RECORDS TO PROCESS:
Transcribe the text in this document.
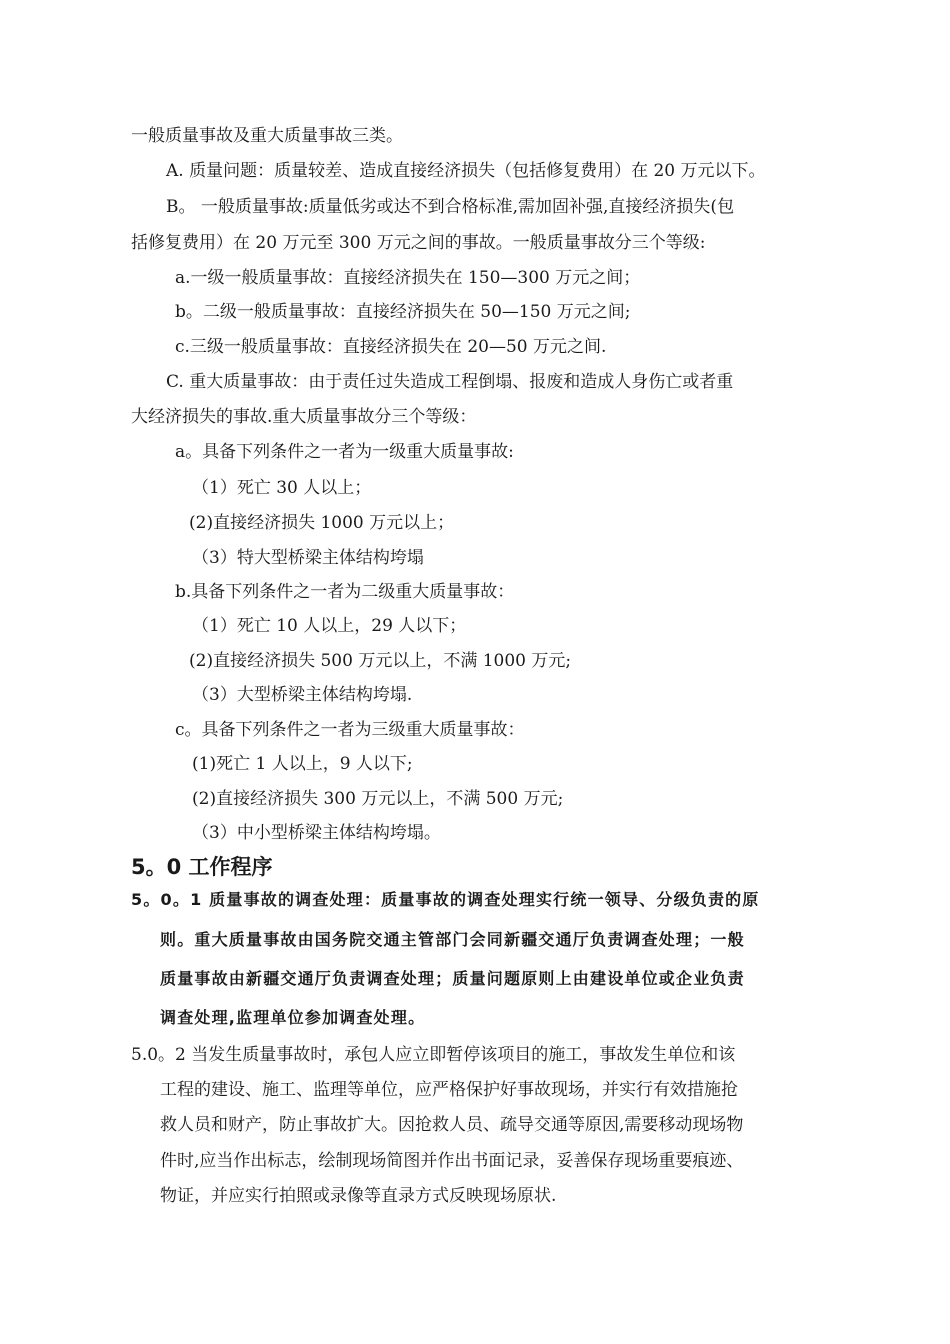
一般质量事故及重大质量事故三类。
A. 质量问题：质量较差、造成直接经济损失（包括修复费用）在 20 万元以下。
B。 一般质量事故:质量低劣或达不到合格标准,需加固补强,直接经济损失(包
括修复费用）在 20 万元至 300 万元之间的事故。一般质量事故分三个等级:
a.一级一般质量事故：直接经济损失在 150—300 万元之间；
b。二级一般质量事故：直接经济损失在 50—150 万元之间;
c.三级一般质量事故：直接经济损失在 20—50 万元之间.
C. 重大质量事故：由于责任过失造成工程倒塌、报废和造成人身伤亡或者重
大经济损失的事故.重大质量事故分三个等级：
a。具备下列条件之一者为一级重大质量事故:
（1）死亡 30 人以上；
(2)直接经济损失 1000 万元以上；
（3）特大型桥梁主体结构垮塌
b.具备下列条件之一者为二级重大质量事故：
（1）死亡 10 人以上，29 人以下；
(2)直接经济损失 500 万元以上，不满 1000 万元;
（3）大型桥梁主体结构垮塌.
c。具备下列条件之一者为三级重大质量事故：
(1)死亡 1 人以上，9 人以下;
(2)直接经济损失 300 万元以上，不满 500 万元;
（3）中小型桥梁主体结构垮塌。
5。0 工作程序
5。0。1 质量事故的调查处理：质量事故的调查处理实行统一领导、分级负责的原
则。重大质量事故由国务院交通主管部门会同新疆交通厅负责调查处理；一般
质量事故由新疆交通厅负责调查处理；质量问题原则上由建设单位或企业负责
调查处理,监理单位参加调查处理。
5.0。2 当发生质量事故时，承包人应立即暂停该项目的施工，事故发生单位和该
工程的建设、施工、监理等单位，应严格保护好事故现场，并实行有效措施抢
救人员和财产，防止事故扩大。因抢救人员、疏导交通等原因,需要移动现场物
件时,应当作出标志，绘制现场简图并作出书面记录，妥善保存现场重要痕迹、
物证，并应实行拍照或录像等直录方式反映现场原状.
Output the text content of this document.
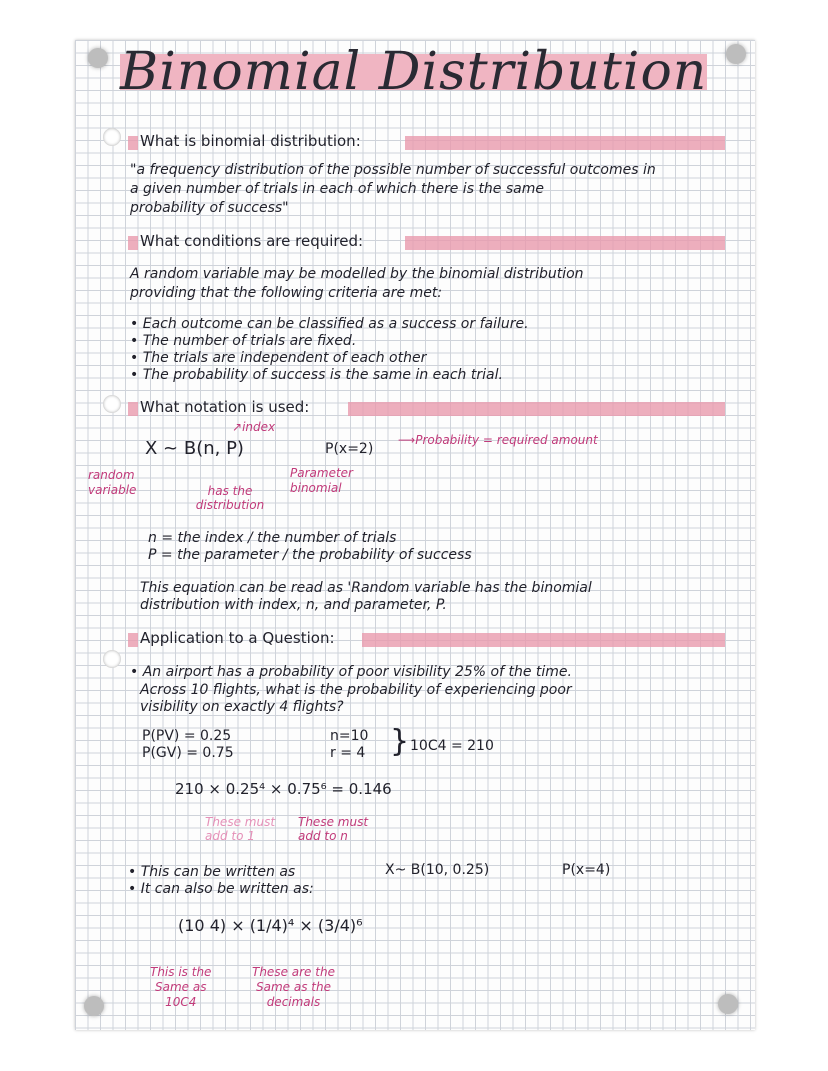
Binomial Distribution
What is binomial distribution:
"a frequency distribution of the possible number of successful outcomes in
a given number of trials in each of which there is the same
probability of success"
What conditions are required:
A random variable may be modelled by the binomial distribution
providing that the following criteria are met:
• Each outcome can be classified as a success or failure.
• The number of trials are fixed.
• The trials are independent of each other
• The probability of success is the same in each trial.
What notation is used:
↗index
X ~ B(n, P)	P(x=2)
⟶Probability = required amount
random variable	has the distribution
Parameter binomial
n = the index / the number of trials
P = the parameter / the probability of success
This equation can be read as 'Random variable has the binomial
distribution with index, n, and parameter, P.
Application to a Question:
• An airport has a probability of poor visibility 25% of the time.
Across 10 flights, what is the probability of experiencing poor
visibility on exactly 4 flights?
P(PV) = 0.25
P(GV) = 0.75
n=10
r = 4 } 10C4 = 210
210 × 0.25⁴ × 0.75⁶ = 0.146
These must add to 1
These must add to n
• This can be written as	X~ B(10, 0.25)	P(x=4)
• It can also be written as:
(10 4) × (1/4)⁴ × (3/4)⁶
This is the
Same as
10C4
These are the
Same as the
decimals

WRITTEN PROBLEM:
Pictures are not part of the copy; reproduce exactly and only the lines from the line containing "Output the text content of this document." through the end of the listing.

TASK RESULT:
Output the text content of this document.
Binomial Distribution
What is binomial distribution:
"a frequency distribution of the possible number of successful outcomes in
a given number of trials in each of which there is the same
probability of success"
What conditions are required:
A random variable may be modelled by the binomial distribution
providing that the following criteria are met:
• Each outcome can be classified as a success or failure.
• The number of trials are fixed.
• The trials are independent of each other
• The probability of success is the same in each trial.
What notation is used:
↗index
X ~ B(n, P)	P(x=2)
⟶Probability = required amount
random variable	has the distribution
Parameter binomial
n = the index / the number of trials
P = the parameter / the probability of success
This equation can be read as 'Random variable has the binomial
distribution with index, n, and parameter, P.
Application to a Question:
• An airport has a probability of poor visibility 25% of the time.
Across 10 flights, what is the probability of experiencing poor
visibility on exactly 4 flights?
P(PV) = 0.25
P(GV) = 0.75
n=10
r = 4 } 10C4 = 210
210 × 0.25⁴ × 0.75⁶ = 0.146
These must add to 1
These must add to n
• This can be written as	X~ B(10, 0.25)	P(x=4)
• It can also be written as:
(10 4) × (1/4)⁴ × (3/4)⁶
This is the
Same as
10C4
These are the
Same as the
decimals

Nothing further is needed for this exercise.